# Entries provided start

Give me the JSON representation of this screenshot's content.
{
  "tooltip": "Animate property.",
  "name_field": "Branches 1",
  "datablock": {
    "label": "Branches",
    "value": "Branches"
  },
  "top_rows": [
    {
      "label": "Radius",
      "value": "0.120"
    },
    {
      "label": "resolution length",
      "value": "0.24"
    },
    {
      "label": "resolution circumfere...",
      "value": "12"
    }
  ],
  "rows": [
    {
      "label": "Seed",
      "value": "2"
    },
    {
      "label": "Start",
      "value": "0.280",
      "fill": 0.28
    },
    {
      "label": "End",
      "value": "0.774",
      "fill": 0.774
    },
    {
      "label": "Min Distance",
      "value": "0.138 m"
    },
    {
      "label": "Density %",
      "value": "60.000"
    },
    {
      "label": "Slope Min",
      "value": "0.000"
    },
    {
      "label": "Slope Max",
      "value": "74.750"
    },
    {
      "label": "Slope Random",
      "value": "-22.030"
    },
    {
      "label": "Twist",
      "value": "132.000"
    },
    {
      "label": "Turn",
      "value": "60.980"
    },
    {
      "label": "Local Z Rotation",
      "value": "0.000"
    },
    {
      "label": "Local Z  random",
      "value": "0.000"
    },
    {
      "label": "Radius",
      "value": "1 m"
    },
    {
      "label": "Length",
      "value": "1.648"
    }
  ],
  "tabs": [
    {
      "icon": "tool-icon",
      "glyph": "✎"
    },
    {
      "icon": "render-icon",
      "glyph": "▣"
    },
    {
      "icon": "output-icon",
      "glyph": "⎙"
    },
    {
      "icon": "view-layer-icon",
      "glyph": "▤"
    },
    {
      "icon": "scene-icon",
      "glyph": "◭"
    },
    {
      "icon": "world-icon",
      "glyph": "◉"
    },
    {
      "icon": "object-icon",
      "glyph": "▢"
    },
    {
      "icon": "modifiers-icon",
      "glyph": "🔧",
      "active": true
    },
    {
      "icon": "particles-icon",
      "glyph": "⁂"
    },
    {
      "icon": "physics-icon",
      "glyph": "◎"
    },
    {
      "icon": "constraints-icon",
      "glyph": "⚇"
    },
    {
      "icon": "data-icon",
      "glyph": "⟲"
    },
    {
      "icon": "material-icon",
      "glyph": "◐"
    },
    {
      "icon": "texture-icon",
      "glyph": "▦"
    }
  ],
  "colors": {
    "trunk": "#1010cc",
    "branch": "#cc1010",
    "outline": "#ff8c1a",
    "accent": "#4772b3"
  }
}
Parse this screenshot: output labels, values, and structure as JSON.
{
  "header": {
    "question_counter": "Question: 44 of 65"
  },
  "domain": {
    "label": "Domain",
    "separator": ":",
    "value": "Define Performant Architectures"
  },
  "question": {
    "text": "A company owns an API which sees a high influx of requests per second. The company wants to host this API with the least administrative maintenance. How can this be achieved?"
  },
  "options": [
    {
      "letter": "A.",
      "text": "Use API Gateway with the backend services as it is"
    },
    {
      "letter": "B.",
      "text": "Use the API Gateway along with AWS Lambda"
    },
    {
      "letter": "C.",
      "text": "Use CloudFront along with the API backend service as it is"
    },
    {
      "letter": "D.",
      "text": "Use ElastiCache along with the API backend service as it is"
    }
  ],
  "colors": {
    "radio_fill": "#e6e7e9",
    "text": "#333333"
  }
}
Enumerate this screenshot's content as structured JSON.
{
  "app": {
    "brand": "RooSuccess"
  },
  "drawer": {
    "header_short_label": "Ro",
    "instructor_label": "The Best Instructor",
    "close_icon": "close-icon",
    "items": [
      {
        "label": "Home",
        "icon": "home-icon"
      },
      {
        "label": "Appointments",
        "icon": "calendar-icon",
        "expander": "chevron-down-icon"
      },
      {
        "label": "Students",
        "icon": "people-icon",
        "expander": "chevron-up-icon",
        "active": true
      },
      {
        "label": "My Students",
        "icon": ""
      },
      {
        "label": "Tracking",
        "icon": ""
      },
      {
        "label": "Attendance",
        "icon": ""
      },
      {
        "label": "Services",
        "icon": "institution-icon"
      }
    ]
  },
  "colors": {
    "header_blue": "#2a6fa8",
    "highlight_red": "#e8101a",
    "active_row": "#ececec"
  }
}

# Entries provided end

■ To be done ■
Each line in the material above must be retyped without alteration.

■ Result for this exercise ■
Give me the JSON representation of this screenshot's content.
{
  "tooltip": "Animate property.",
  "name_field": "Branches 1",
  "datablock": {
    "label": "Branches",
    "value": "Branches"
  },
  "top_rows": [
    {
      "label": "Radius",
      "value": "0.120"
    },
    {
      "label": "resolution length",
      "value": "0.24"
    },
    {
      "label": "resolution circumfere...",
      "value": "12"
    }
  ],
  "rows": [
    {
      "label": "Seed",
      "value": "2"
    },
    {
      "label": "Start",
      "value": "0.280",
      "fill": 0.28
    },
    {
      "label": "End",
      "value": "0.774",
      "fill": 0.774
    },
    {
      "label": "Min Distance",
      "value": "0.138 m"
    },
    {
      "label": "Density %",
      "value": "60.000"
    },
    {
      "label": "Slope Min",
      "value": "0.000"
    },
    {
      "label": "Slope Max",
      "value": "74.750"
    },
    {
      "label": "Slope Random",
      "value": "-22.030"
    },
    {
      "label": "Twist",
      "value": "132.000"
    },
    {
      "label": "Turn",
      "value": "60.980"
    },
    {
      "label": "Local Z Rotation",
      "value": "0.000"
    },
    {
      "label": "Local Z  random",
      "value": "0.000"
    },
    {
      "label": "Radius",
      "value": "1 m"
    },
    {
      "label": "Length",
      "value": "1.648"
    }
  ],
  "tabs": [
    {
      "icon": "tool-icon",
      "glyph": "✎"
    },
    {
      "icon": "render-icon",
      "glyph": "▣"
    },
    {
      "icon": "output-icon",
      "glyph": "⎙"
    },
    {
      "icon": "view-layer-icon",
      "glyph": "▤"
    },
    {
      "icon": "scene-icon",
      "glyph": "◭"
    },
    {
      "icon": "world-icon",
      "glyph": "◉"
    },
    {
      "icon": "object-icon",
      "glyph": "▢"
    },
    {
      "icon": "modifiers-icon",
      "glyph": "🔧",
      "active": true
    },
    {
      "icon": "particles-icon",
      "glyph": "⁂"
    },
    {
      "icon": "physics-icon",
      "glyph": "◎"
    },
    {
      "icon": "constraints-icon",
      "glyph": "⚇"
    },
    {
      "icon": "data-icon",
      "glyph": "⟲"
    },
    {
      "icon": "material-icon",
      "glyph": "◐"
    },
    {
      "icon": "texture-icon",
      "glyph": "▦"
    }
  ],
  "colors": {
    "trunk": "#1010cc",
    "branch": "#cc1010",
    "outline": "#ff8c1a",
    "accent": "#4772b3"
  }
}
Parse this screenshot: output labels, values, and structure as JSON.
{
  "header": {
    "question_counter": "Question: 44 of 65"
  },
  "domain": {
    "label": "Domain",
    "separator": ":",
    "value": "Define Performant Architectures"
  },
  "question": {
    "text": "A company owns an API which sees a high influx of requests per second. The company wants to host this API with the least administrative maintenance. How can this be achieved?"
  },
  "options": [
    {
      "letter": "A.",
      "text": "Use API Gateway with the backend services as it is"
    },
    {
      "letter": "B.",
      "text": "Use the API Gateway along with AWS Lambda"
    },
    {
      "letter": "C.",
      "text": "Use CloudFront along with the API backend service as it is"
    },
    {
      "letter": "D.",
      "text": "Use ElastiCache along with the API backend service as it is"
    }
  ],
  "colors": {
    "radio_fill": "#e6e7e9",
    "text": "#333333"
  }
}
Enumerate this screenshot's content as structured JSON.
{
  "app": {
    "brand": "RooSuccess"
  },
  "drawer": {
    "header_short_label": "Ro",
    "instructor_label": "The Best Instructor",
    "close_icon": "close-icon",
    "items": [
      {
        "label": "Home",
        "icon": "home-icon"
      },
      {
        "label": "Appointments",
        "icon": "calendar-icon",
        "expander": "chevron-down-icon"
      },
      {
        "label": "Students",
        "icon": "people-icon",
        "expander": "chevron-up-icon",
        "active": true
      },
      {
        "label": "My Students",
        "icon": ""
      },
      {
        "label": "Tracking",
        "icon": ""
      },
      {
        "label": "Attendance",
        "icon": ""
      },
      {
        "label": "Services",
        "icon": "institution-icon"
      }
    ]
  },
  "colors": {
    "header_blue": "#2a6fa8",
    "highlight_red": "#e8101a",
    "active_row": "#ececec"
  }
}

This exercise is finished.